__GIVEN REQUEST__.
Return every line of the data below that includes the string "panjang".

Stored records
━━━

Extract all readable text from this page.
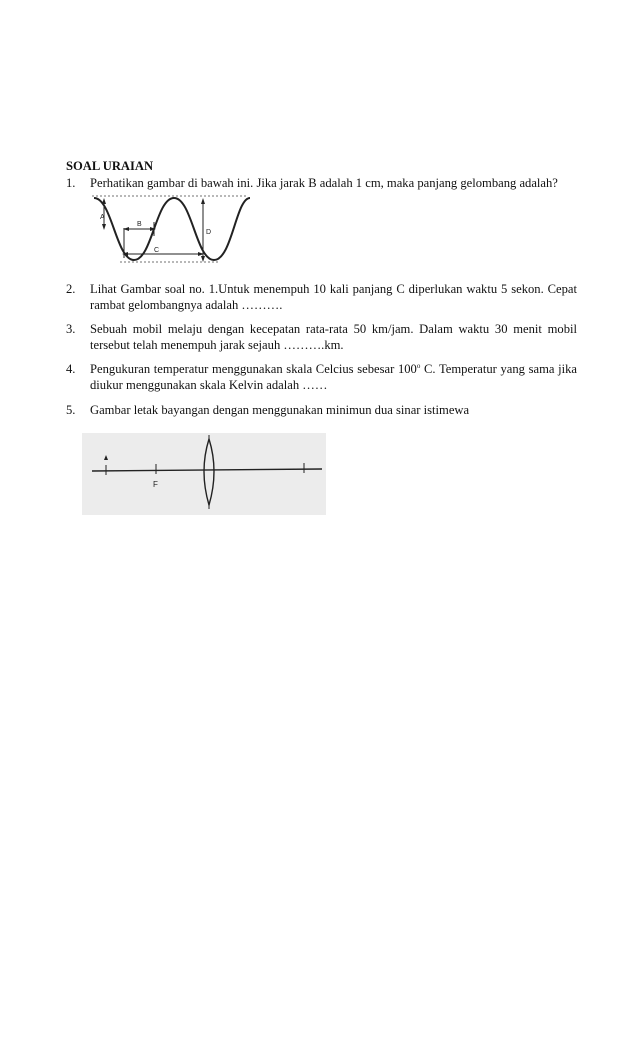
SOAL URAIAN
1. Perhatikan gambar di bawah ini. Jika jarak B adalah 1 cm, maka panjang gelombang adalah?
A
B
C
D
2. Lihat Gambar soal no. 1.Untuk menempuh 10 kali panjang C diperlukan waktu 5 sekon. Cepat rambat gelombangnya adalah ……….
3. Sebuah mobil melaju dengan kecepatan rata-rata 50 km/jam. Dalam waktu 30 menit mobil tersebut telah menempuh jarak sejauh ……….km.
4. Pengukuran temperatur menggunakan skala Celcius sebesar 100$^o$ C. Temperatur yang sama jika diukur menggunakan skala Kelvin adalah ……
5. Gambar letak bayangan dengan menggunakan minimun dua sinar istimewa
F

━━━

__OUTPUT OF THE TASK__.
1. Perhatikan gambar di bawah ini. Jika jarak B adalah 1 cm, maka panjang gelombang adalah?
2. Lihat Gambar soal no. 1.Untuk menempuh 10 kali panjang C diperlukan waktu 5 sekon. Cepat rambat gelombangnya adalah ……….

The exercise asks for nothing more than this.